Work to do
Reproduce each line exactly.
# start of Exercise input
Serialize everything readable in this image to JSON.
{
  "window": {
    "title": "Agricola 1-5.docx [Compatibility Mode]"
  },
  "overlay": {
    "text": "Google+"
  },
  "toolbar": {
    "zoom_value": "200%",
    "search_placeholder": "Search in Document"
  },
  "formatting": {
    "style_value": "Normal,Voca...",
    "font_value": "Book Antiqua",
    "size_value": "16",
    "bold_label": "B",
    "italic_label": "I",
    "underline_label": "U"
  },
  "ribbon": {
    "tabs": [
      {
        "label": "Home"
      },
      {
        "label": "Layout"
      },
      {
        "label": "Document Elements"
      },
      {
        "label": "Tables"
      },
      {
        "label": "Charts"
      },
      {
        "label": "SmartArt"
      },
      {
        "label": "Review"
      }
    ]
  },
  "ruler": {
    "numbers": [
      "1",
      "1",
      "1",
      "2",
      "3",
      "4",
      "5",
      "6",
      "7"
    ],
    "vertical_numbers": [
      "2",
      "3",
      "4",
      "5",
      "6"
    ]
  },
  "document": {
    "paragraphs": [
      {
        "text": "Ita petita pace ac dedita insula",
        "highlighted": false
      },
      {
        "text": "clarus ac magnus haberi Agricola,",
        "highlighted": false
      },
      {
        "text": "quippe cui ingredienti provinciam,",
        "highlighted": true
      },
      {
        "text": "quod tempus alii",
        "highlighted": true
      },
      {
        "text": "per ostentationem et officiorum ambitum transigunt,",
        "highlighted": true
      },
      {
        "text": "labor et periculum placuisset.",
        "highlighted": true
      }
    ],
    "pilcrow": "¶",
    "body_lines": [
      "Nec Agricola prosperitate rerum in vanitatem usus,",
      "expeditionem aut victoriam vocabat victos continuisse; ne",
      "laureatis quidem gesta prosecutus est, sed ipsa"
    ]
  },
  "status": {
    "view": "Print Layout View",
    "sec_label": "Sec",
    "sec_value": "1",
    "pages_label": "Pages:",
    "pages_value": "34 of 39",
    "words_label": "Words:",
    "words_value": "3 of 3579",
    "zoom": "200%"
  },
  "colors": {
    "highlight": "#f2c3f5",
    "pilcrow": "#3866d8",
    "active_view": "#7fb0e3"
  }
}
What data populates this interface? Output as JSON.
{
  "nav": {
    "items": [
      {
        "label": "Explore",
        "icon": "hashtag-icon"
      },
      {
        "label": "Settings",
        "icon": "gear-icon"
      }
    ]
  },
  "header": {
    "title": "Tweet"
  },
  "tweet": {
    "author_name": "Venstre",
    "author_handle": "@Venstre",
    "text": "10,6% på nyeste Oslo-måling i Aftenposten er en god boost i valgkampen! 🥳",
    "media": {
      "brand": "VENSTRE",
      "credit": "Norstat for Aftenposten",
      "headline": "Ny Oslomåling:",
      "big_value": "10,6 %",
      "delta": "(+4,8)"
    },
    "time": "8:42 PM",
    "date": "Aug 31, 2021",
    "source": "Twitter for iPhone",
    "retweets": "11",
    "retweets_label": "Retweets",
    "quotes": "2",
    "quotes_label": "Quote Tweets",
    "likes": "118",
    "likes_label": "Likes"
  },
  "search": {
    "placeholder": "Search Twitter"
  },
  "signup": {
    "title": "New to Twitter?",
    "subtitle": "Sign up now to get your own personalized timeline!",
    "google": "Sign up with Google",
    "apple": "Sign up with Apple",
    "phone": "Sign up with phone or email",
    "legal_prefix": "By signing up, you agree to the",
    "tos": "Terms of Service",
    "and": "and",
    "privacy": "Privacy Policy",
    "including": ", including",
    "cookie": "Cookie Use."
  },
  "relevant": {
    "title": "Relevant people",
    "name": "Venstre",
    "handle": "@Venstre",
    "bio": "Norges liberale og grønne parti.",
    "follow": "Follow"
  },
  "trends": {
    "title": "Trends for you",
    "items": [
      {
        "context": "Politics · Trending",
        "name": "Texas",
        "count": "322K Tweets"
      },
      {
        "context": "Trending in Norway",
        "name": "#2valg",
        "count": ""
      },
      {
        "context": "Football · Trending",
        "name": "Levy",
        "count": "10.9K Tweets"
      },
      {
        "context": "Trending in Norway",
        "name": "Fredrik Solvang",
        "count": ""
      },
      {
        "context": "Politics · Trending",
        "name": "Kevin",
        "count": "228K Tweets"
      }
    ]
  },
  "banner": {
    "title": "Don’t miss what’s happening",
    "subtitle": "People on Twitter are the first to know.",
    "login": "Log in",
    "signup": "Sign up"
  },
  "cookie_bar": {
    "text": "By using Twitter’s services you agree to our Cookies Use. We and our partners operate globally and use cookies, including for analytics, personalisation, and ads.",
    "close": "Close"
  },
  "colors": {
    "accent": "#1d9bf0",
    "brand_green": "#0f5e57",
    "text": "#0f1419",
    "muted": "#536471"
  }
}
# end of Exercise input
Full output
Serialize everything readable in this image to JSON.
{
  "window": {
    "title": "Agricola 1-5.docx [Compatibility Mode]"
  },
  "overlay": {
    "text": "Google+"
  },
  "toolbar": {
    "zoom_value": "200%",
    "search_placeholder": "Search in Document"
  },
  "formatting": {
    "style_value": "Normal,Voca...",
    "font_value": "Book Antiqua",
    "size_value": "16",
    "bold_label": "B",
    "italic_label": "I",
    "underline_label": "U"
  },
  "ribbon": {
    "tabs": [
      {
        "label": "Home"
      },
      {
        "label": "Layout"
      },
      {
        "label": "Document Elements"
      },
      {
        "label": "Tables"
      },
      {
        "label": "Charts"
      },
      {
        "label": "SmartArt"
      },
      {
        "label": "Review"
      }
    ]
  },
  "ruler": {
    "numbers": [
      "1",
      "1",
      "1",
      "2",
      "3",
      "4",
      "5",
      "6",
      "7"
    ],
    "vertical_numbers": [
      "2",
      "3",
      "4",
      "5",
      "6"
    ]
  },
  "document": {
    "paragraphs": [
      {
        "text": "Ita petita pace ac dedita insula",
        "highlighted": false
      },
      {
        "text": "clarus ac magnus haberi Agricola,",
        "highlighted": false
      },
      {
        "text": "quippe cui ingredienti provinciam,",
        "highlighted": true
      },
      {
        "text": "quod tempus alii",
        "highlighted": true
      },
      {
        "text": "per ostentationem et officiorum ambitum transigunt,",
        "highlighted": true
      },
      {
        "text": "labor et periculum placuisset.",
        "highlighted": true
      }
    ],
    "pilcrow": "¶",
    "body_lines": [
      "Nec Agricola prosperitate rerum in vanitatem usus,",
      "expeditionem aut victoriam vocabat victos continuisse; ne",
      "laureatis quidem gesta prosecutus est, sed ipsa"
    ]
  },
  "status": {
    "view": "Print Layout View",
    "sec_label": "Sec",
    "sec_value": "1",
    "pages_label": "Pages:",
    "pages_value": "34 of 39",
    "words_label": "Words:",
    "words_value": "3 of 3579",
    "zoom": "200%"
  },
  "colors": {
    "highlight": "#f2c3f5",
    "pilcrow": "#3866d8",
    "active_view": "#7fb0e3"
  }
}
What data populates this interface? Output as JSON.
{
  "nav": {
    "items": [
      {
        "label": "Explore",
        "icon": "hashtag-icon"
      },
      {
        "label": "Settings",
        "icon": "gear-icon"
      }
    ]
  },
  "header": {
    "title": "Tweet"
  },
  "tweet": {
    "author_name": "Venstre",
    "author_handle": "@Venstre",
    "text": "10,6% på nyeste Oslo-måling i Aftenposten er en god boost i valgkampen! 🥳",
    "media": {
      "brand": "VENSTRE",
      "credit": "Norstat for Aftenposten",
      "headline": "Ny Oslomåling:",
      "big_value": "10,6 %",
      "delta": "(+4,8)"
    },
    "time": "8:42 PM",
    "date": "Aug 31, 2021",
    "source": "Twitter for iPhone",
    "retweets": "11",
    "retweets_label": "Retweets",
    "quotes": "2",
    "quotes_label": "Quote Tweets",
    "likes": "118",
    "likes_label": "Likes"
  },
  "search": {
    "placeholder": "Search Twitter"
  },
  "signup": {
    "title": "New to Twitter?",
    "subtitle": "Sign up now to get your own personalized timeline!",
    "google": "Sign up with Google",
    "apple": "Sign up with Apple",
    "phone": "Sign up with phone or email",
    "legal_prefix": "By signing up, you agree to the",
    "tos": "Terms of Service",
    "and": "and",
    "privacy": "Privacy Policy",
    "including": ", including",
    "cookie": "Cookie Use."
  },
  "relevant": {
    "title": "Relevant people",
    "name": "Venstre",
    "handle": "@Venstre",
    "bio": "Norges liberale og grønne parti.",
    "follow": "Follow"
  },
  "trends": {
    "title": "Trends for you",
    "items": [
      {
        "context": "Politics · Trending",
        "name": "Texas",
        "count": "322K Tweets"
      },
      {
        "context": "Trending in Norway",
        "name": "#2valg",
        "count": ""
      },
      {
        "context": "Football · Trending",
        "name": "Levy",
        "count": "10.9K Tweets"
      },
      {
        "context": "Trending in Norway",
        "name": "Fredrik Solvang",
        "count": ""
      },
      {
        "context": "Politics · Trending",
        "name": "Kevin",
        "count": "228K Tweets"
      }
    ]
  },
  "banner": {
    "title": "Don’t miss what’s happening",
    "subtitle": "People on Twitter are the first to know.",
    "login": "Log in",
    "signup": "Sign up"
  },
  "cookie_bar": {
    "text": "By using Twitter’s services you agree to our Cookies Use. We and our partners operate globally and use cookies, including for analytics, personalisation, and ads.",
    "close": "Close"
  },
  "colors": {
    "accent": "#1d9bf0",
    "brand_green": "#0f5e57",
    "text": "#0f1419",
    "muted": "#536471"
  }
}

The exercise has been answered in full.